Copy every line that contains the string "text" from the entries below.

▶ _Listed entries_:
--*--

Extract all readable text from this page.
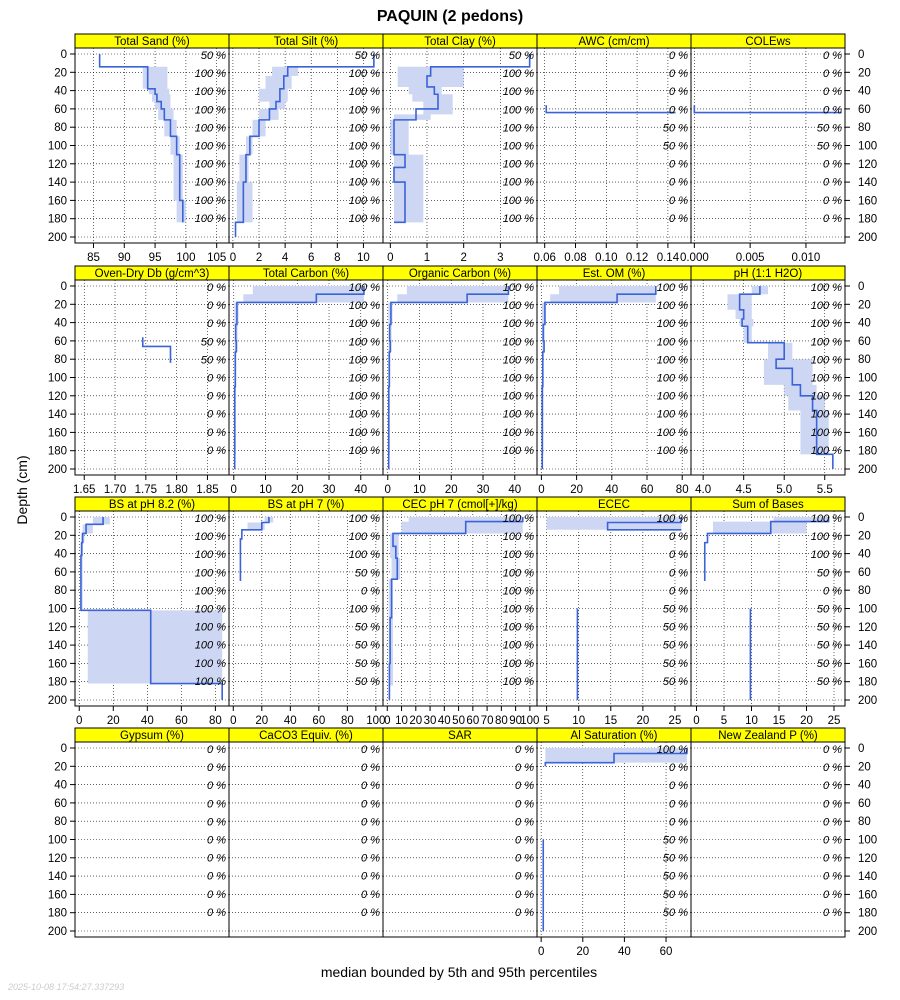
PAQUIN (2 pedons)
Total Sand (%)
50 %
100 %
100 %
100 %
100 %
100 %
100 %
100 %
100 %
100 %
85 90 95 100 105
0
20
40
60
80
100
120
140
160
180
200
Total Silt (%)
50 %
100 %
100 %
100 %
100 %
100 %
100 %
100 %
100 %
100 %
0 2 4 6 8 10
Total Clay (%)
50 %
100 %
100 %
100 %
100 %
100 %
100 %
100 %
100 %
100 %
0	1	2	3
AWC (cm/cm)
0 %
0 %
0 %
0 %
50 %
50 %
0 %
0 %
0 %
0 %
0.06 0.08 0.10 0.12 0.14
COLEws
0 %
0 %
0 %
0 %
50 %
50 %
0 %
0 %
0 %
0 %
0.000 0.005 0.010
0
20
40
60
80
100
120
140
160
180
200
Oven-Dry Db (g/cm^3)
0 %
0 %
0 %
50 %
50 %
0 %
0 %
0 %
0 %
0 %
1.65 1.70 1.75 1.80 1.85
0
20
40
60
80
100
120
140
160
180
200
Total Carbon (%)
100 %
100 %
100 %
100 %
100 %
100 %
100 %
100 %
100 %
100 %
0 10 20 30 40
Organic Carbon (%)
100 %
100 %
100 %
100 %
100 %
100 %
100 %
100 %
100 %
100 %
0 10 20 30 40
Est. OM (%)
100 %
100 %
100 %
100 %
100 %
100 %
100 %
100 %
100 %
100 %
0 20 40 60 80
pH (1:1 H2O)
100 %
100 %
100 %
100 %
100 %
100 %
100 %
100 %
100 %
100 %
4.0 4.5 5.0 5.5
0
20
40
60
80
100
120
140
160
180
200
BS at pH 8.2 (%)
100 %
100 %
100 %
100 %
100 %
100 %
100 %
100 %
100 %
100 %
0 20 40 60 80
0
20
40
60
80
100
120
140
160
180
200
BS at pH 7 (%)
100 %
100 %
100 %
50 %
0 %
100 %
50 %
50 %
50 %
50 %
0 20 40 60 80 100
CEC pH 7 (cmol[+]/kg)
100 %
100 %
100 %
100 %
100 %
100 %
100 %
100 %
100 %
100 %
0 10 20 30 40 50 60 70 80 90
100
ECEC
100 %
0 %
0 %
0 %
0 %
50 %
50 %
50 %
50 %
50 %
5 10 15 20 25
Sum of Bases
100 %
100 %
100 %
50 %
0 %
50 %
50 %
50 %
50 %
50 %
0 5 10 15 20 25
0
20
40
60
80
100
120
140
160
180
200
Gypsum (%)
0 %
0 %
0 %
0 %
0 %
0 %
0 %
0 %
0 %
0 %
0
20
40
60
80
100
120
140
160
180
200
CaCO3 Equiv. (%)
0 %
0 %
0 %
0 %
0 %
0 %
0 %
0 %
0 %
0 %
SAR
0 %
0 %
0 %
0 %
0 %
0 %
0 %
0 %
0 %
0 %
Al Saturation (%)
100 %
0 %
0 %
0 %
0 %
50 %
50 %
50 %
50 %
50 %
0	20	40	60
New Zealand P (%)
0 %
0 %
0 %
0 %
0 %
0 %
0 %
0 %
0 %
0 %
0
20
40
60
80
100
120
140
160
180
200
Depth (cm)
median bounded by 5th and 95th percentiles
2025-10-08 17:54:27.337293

--*--

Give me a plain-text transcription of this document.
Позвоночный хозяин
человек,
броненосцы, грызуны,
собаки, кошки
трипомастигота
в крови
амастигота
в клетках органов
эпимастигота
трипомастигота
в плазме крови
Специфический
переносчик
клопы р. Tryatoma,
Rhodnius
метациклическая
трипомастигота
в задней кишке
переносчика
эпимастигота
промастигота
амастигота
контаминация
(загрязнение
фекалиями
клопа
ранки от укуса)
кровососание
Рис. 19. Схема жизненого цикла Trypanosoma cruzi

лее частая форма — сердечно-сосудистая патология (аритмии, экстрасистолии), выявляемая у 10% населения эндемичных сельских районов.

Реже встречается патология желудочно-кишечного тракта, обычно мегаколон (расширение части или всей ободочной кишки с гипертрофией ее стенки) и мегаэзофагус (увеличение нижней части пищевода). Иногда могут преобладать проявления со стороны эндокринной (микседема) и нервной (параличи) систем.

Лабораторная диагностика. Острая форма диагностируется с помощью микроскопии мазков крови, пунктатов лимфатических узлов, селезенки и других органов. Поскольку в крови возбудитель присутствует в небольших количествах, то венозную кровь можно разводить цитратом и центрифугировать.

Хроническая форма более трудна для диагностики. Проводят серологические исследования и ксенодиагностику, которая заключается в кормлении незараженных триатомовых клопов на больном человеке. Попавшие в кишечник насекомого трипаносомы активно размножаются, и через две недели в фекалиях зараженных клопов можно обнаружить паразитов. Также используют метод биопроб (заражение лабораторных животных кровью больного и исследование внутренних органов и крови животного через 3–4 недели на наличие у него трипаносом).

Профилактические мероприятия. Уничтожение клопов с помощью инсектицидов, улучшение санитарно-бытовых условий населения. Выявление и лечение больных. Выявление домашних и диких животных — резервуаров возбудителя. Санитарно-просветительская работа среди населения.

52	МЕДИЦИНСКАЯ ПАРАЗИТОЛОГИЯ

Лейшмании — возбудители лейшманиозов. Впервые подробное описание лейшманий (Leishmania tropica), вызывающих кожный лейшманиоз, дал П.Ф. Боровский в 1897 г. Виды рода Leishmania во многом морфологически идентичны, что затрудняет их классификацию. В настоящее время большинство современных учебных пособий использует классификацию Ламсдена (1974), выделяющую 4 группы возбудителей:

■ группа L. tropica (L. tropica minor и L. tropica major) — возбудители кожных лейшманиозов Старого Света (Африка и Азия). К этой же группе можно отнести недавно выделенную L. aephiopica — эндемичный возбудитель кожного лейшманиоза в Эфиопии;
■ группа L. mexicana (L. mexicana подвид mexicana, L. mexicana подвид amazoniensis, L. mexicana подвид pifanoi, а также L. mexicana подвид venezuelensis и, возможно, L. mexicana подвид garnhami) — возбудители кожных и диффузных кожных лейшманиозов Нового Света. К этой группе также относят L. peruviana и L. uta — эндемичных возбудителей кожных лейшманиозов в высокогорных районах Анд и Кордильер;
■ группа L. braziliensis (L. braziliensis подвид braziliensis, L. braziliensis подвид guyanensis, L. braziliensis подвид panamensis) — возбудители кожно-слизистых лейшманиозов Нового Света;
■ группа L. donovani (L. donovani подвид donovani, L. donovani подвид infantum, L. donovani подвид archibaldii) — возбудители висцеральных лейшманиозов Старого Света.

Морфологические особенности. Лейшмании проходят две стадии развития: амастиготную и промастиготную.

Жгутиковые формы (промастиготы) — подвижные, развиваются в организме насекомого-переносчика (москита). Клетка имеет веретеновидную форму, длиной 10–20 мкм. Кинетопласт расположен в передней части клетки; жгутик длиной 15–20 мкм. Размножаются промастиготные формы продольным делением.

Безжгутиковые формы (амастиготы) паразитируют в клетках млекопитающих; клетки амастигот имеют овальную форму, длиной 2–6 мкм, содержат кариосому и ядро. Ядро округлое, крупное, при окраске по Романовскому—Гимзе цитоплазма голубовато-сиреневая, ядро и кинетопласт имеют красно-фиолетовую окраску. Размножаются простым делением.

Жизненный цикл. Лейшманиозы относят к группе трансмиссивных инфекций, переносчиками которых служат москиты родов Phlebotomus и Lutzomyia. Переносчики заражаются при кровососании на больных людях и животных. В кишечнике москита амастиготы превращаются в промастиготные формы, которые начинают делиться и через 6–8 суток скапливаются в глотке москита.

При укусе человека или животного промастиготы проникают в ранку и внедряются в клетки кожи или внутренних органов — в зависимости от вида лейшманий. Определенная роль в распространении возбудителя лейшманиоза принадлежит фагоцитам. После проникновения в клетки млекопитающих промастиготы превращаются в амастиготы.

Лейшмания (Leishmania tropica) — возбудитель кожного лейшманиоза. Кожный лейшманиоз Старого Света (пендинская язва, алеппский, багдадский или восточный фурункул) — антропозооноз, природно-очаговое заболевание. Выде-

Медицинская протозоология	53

--*--

▶ _Result of the exercise_:
Extract all readable text from this page.
Give me a plain-text transcription of this document.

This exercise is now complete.